EXTRAIT CITÉ:

·····

Face à des défis d'espace et de personnel, la ville de Besançon déploie des stratégies innovantes pour assurer que chaque enfant puisse se restaurer le midi dans les écoles. En prévision de l'année scolaire 2026-2027, 130 animateurs périscolaires sont recherchés pour encadrer les 200 élèves qui, l'année précédente, n'avaient pas accès aux services périscolaires faute de main-d'œuvre.
Les échanges entre la municipalité et les établissements scolaires ont été renforcés pour mettre en place un double service à la cantine. La directrice de l'école Pierre et Marie Curie, Florence Fiatte, souligne : « Nous avons divisé les classes en deux shifts de repas, afin d'optimiser l'espace disponible ». Chaque élève pourra profiter d'un repas chaud dans des conditions améliorées, grâce à l'installation d'armoires chauffantes.
L'agent de restauration Fanny partage son expérience : « Il s'est déjà produit des incidents de mauvais stockage des plats qui ont conduit à des déchets. Ces nouvelles mesures assurent que les enfants bénéficient de repas de qualité ». Ce faisant, la ville s’engage également à financer la formation des animateurs au Bafa, ainsi que la moitié des coûts de transport, pour attirer plus de candidats.

·····

DONNÉES D'ENTRÉE:
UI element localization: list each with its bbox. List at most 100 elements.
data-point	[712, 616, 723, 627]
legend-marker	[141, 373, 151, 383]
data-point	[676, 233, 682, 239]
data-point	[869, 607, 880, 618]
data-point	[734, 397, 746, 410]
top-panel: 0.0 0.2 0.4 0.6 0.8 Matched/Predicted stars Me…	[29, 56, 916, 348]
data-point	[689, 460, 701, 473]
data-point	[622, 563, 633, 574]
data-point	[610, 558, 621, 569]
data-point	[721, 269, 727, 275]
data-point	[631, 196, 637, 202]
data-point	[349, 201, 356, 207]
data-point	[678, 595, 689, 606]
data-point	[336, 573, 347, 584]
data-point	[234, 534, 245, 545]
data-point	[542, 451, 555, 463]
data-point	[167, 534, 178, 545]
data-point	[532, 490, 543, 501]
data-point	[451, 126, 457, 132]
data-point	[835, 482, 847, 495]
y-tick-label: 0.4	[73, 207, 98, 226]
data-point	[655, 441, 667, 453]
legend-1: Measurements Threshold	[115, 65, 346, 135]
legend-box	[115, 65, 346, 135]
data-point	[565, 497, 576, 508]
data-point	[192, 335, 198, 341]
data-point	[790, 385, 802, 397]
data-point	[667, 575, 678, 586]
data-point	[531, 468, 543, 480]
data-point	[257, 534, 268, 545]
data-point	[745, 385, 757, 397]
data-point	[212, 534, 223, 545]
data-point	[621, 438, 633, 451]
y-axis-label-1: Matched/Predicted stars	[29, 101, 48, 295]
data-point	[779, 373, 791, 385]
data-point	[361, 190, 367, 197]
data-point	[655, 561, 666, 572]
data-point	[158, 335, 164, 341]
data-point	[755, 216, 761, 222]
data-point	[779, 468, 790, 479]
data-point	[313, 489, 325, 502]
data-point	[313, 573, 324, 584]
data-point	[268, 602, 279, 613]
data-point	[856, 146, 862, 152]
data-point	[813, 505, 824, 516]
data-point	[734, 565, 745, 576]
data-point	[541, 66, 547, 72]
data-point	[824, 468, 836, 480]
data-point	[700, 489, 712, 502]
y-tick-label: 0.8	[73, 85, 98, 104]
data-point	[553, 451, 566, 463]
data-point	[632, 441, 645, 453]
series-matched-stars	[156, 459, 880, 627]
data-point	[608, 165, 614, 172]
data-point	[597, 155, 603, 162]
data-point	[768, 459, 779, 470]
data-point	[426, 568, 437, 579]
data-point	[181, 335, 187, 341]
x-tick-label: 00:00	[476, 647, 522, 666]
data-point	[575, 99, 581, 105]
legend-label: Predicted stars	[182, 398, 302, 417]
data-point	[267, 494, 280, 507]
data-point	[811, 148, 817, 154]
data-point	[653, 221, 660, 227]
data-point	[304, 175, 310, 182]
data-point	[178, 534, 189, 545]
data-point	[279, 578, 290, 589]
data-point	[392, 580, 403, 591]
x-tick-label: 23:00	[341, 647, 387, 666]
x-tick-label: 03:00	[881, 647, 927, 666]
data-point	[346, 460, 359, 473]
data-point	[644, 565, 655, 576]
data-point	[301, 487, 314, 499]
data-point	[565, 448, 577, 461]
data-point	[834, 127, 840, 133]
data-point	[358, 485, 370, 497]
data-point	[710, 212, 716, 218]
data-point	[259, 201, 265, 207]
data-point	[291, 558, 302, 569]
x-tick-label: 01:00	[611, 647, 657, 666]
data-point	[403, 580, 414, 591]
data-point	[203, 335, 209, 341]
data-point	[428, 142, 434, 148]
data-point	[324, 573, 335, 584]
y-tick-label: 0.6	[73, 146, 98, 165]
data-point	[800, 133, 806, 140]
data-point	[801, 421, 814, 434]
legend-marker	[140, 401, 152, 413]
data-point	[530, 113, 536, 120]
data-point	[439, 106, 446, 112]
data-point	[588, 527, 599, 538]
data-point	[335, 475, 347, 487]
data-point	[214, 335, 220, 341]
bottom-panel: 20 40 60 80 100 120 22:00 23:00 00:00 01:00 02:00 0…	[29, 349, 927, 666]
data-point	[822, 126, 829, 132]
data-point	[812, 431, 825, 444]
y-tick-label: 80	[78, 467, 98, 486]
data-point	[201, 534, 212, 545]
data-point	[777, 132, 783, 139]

·····

OBJECTIF DE LA TÂCHE:
Poursuivez le texte sur la restauration scolaire à Besançon à partir de sa dernière phrase.

RÉPONSE ATTENDUE:
Des statistiques publiées par la mairie révèlent que les horaires de travail limités et les salaires peu attractifs compliquent le recrutement. Le travail en périscolaire, avec des rémunérations avoisinant les 700 à 800 euros mensuels, ne suffit pas à attirer les intéressés.
Avec ces initiatives, Besançon illustre son engagement pour le bien-être des enfants dans le cadre scolaire, tout en faisant face aux défis de la logistique alimentaire et du personnel encadrant. Selon la municipalité, ces efforts sont essentiels non seulement pour garantir un environnement sain et accueillant mais aussi pour prévenir de futurs manques de personnel qui pourraient nuire aux élèves.